■ **EXERCISE DATA**:
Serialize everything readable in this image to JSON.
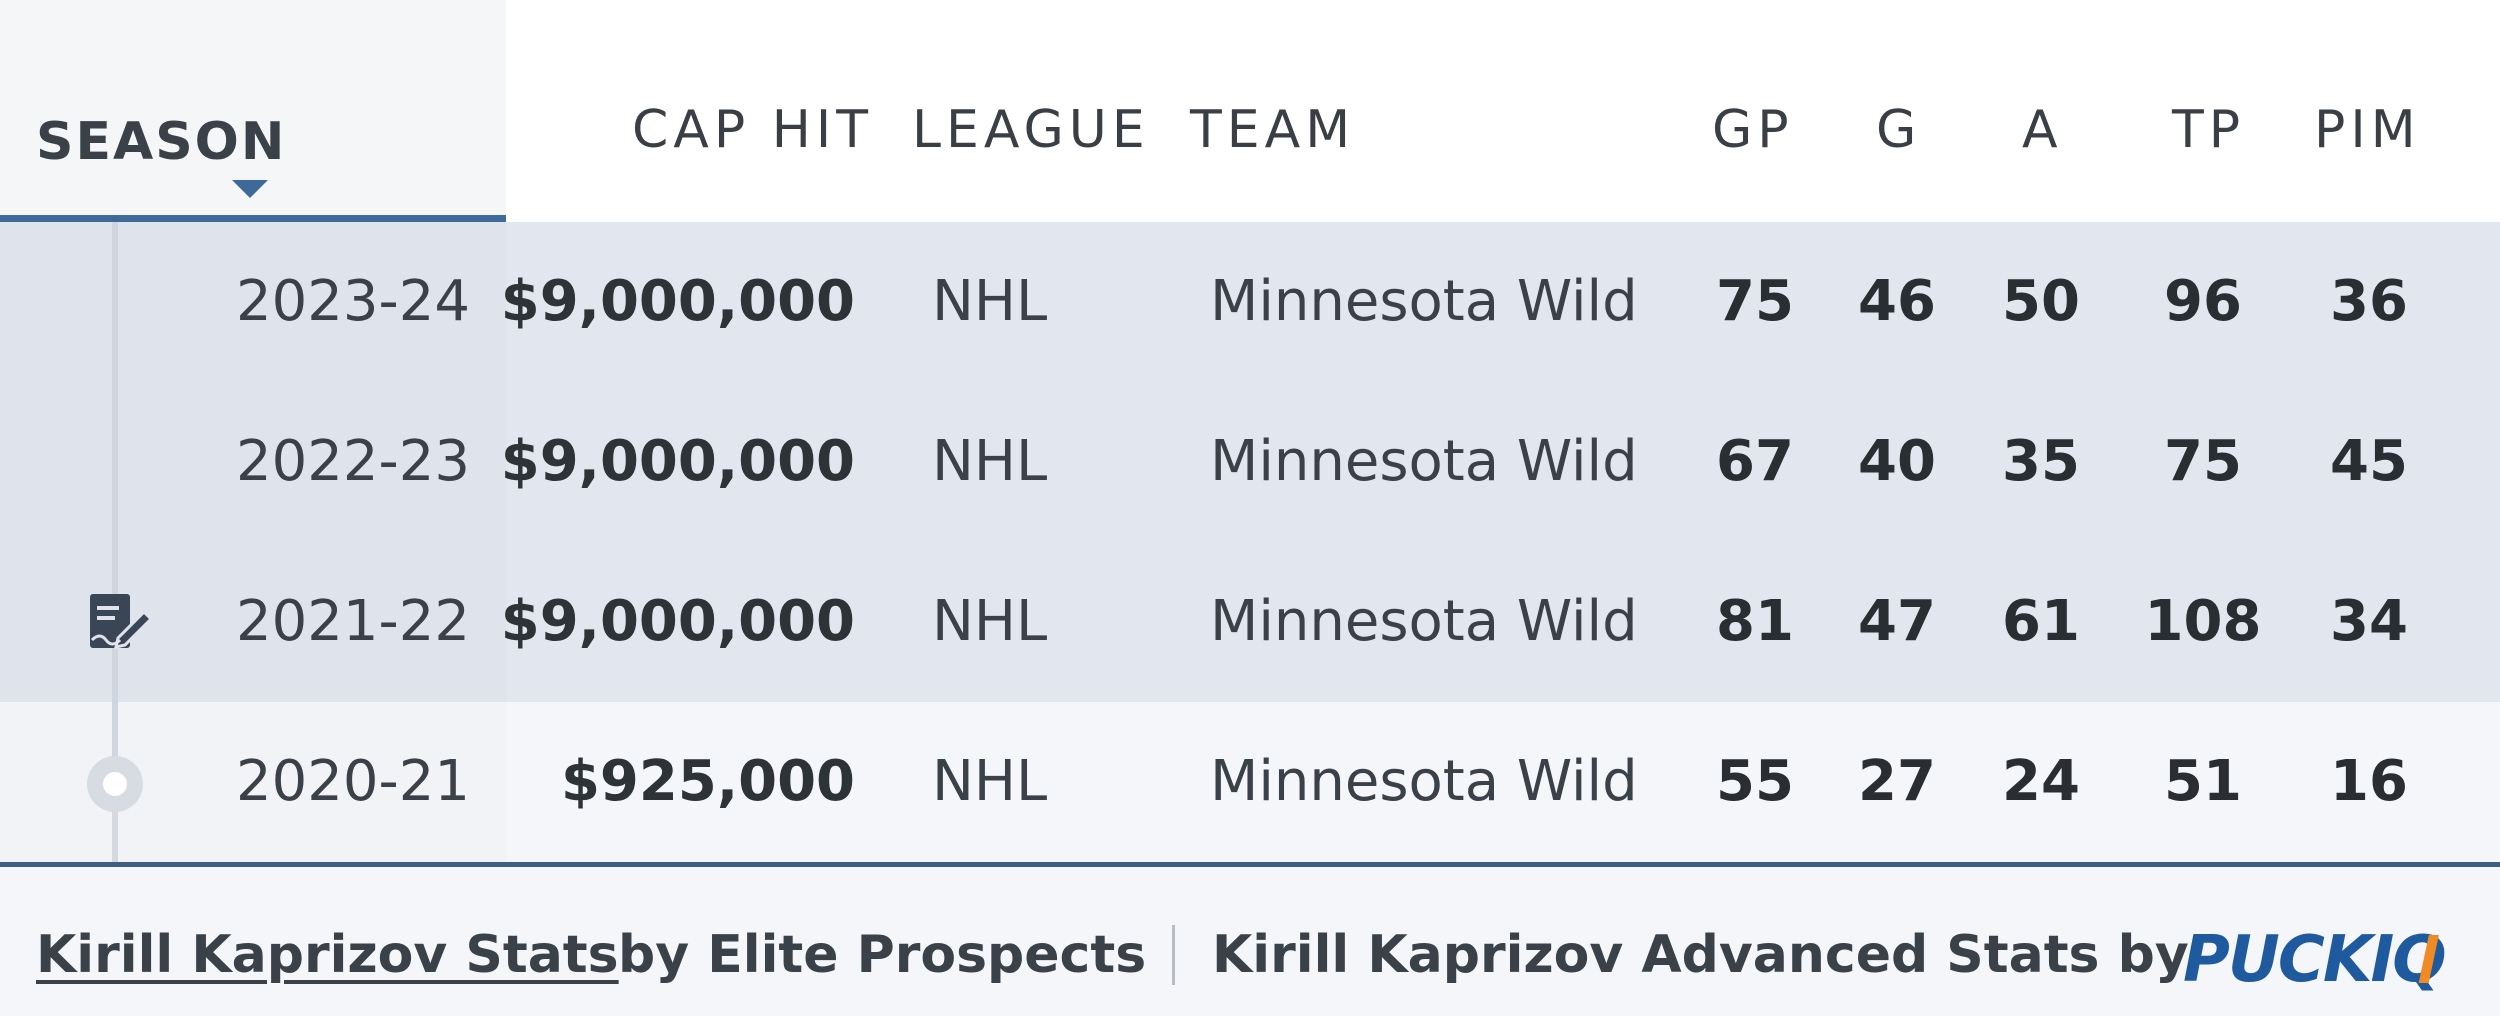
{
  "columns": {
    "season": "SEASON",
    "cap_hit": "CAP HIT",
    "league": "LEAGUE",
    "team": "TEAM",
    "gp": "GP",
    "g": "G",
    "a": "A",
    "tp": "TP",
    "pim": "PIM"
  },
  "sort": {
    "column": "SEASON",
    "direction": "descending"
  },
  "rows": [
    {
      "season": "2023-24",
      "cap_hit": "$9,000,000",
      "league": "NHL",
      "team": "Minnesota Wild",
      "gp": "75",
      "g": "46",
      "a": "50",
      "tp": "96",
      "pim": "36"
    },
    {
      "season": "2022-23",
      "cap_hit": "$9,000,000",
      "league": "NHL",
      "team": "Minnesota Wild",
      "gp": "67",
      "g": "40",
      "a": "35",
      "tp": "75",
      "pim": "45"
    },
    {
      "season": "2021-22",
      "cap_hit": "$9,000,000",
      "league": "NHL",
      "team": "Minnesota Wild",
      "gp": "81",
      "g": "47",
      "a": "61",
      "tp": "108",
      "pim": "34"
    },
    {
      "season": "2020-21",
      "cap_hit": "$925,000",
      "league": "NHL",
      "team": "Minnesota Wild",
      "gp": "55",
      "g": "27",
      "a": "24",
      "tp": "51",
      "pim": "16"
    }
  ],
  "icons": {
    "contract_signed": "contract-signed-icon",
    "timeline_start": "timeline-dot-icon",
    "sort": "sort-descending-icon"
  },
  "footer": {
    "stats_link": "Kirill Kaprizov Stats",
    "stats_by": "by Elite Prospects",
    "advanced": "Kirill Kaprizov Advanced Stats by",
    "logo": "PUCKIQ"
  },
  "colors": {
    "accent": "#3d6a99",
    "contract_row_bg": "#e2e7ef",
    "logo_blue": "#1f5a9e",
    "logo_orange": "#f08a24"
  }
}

■ **AIM**: From the listing above, copy out each line where the word "Kaprizov" appears.

■ **ANSWER FOR THIS EXERCISE**:
    "stats_link": "Kirill Kaprizov Stats",
    "advanced": "Kirill Kaprizov Advanced Stats by",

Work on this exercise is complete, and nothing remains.